# Data
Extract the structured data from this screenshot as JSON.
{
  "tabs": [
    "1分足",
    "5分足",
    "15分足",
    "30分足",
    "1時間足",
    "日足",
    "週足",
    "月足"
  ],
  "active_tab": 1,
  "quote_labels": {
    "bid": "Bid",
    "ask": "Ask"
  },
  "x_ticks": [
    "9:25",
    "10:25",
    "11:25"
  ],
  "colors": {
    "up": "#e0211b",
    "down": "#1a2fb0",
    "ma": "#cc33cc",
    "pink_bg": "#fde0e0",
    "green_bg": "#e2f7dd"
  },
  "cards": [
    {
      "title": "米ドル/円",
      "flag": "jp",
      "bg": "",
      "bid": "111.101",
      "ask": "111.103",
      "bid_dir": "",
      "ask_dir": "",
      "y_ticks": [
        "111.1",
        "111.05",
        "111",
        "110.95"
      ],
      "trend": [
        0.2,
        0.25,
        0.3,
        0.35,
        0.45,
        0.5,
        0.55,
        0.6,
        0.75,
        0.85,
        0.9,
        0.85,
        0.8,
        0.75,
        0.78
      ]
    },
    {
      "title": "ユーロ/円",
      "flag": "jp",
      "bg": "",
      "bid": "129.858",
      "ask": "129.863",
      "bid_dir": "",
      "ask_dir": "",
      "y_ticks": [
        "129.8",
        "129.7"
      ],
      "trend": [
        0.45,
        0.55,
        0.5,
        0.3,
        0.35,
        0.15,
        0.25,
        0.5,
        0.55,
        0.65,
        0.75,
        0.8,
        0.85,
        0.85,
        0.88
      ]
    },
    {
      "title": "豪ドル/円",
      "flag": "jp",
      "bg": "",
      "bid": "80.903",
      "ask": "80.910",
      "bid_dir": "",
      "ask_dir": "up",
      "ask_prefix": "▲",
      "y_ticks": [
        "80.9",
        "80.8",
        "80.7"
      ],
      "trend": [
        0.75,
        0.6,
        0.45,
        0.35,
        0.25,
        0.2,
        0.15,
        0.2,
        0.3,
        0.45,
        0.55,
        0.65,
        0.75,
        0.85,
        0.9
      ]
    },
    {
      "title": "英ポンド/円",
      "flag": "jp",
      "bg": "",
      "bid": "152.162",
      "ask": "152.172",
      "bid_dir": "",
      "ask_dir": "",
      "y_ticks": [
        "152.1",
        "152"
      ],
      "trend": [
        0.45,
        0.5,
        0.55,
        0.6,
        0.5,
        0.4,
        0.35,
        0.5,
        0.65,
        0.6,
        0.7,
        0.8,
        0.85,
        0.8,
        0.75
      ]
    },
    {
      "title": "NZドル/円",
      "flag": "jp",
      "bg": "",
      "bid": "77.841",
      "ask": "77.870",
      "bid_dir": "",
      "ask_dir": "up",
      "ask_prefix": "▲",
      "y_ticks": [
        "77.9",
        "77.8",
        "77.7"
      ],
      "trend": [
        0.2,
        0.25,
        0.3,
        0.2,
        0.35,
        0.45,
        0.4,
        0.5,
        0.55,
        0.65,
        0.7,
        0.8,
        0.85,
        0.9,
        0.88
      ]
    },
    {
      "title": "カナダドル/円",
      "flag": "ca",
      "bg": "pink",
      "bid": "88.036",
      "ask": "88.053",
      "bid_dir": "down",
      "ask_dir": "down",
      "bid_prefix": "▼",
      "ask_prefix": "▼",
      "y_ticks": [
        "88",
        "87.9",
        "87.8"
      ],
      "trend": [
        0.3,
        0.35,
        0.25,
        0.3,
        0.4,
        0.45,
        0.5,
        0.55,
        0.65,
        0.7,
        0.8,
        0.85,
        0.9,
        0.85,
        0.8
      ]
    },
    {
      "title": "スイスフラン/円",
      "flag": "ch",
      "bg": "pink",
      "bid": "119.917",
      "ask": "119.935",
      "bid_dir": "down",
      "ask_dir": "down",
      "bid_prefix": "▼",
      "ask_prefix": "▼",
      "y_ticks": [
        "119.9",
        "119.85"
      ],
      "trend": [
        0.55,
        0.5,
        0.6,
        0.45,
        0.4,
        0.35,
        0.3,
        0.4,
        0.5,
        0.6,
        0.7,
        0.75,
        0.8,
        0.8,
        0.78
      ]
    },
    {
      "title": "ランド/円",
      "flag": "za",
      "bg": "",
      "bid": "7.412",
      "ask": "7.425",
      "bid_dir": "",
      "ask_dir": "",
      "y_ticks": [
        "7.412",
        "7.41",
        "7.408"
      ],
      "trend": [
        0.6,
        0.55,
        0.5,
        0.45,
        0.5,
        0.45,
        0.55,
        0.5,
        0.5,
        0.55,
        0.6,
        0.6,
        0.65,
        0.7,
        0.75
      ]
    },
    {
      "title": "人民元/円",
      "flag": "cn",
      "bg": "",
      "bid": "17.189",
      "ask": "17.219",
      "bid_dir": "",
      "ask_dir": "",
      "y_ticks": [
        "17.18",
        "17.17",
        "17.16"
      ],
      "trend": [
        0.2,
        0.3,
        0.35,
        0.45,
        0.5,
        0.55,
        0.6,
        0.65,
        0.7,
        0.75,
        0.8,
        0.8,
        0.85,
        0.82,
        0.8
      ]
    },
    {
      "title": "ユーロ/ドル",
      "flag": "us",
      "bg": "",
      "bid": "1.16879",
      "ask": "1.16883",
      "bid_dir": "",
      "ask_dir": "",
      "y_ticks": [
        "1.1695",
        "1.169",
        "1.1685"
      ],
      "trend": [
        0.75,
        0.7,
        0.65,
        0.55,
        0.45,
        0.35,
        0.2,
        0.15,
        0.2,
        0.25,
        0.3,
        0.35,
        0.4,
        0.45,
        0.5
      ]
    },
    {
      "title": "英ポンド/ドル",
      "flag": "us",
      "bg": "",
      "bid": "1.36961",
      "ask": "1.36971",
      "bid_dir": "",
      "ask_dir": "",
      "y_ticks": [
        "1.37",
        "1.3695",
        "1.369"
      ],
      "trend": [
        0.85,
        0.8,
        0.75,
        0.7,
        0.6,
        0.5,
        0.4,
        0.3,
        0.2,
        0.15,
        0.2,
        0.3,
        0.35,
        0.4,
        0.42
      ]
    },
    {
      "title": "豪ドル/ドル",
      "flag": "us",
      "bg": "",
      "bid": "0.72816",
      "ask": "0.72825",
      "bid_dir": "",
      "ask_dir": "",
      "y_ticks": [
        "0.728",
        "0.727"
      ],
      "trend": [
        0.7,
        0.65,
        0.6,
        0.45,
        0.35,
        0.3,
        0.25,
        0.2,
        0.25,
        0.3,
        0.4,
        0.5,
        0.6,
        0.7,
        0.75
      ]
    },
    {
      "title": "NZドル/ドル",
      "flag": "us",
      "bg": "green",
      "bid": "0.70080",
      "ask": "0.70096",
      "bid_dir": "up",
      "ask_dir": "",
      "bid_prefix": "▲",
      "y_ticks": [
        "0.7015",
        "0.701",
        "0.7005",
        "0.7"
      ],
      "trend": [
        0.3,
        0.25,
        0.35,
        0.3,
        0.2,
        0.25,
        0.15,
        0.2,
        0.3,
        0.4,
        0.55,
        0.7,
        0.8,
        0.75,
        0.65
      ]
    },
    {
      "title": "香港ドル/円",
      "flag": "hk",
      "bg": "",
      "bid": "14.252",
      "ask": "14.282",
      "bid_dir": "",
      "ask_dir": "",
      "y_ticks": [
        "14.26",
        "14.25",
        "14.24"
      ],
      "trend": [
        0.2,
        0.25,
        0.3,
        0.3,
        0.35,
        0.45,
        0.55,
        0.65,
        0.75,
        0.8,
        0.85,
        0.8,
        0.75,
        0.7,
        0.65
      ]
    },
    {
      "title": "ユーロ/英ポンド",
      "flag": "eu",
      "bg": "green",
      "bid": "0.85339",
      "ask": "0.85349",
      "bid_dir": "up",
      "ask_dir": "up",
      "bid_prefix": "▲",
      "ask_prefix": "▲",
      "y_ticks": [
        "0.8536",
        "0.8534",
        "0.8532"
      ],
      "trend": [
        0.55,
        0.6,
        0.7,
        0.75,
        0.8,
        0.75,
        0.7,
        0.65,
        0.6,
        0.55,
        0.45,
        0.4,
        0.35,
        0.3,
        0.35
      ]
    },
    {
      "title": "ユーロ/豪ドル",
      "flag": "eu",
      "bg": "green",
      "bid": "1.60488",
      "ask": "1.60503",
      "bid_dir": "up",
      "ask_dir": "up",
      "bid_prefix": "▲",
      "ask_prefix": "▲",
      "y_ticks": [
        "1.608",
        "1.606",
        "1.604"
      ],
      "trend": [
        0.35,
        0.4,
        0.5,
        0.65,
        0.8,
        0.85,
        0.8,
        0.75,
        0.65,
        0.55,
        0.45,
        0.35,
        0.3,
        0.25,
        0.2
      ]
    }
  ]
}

# Given problem
Check the data for the word "英ポンド" and pull out the lines that have it.

# Solution for this exercise
      "title": "英ポンド/円",
      "title": "英ポンド/ドル",
      "title": "ユーロ/英ポンド",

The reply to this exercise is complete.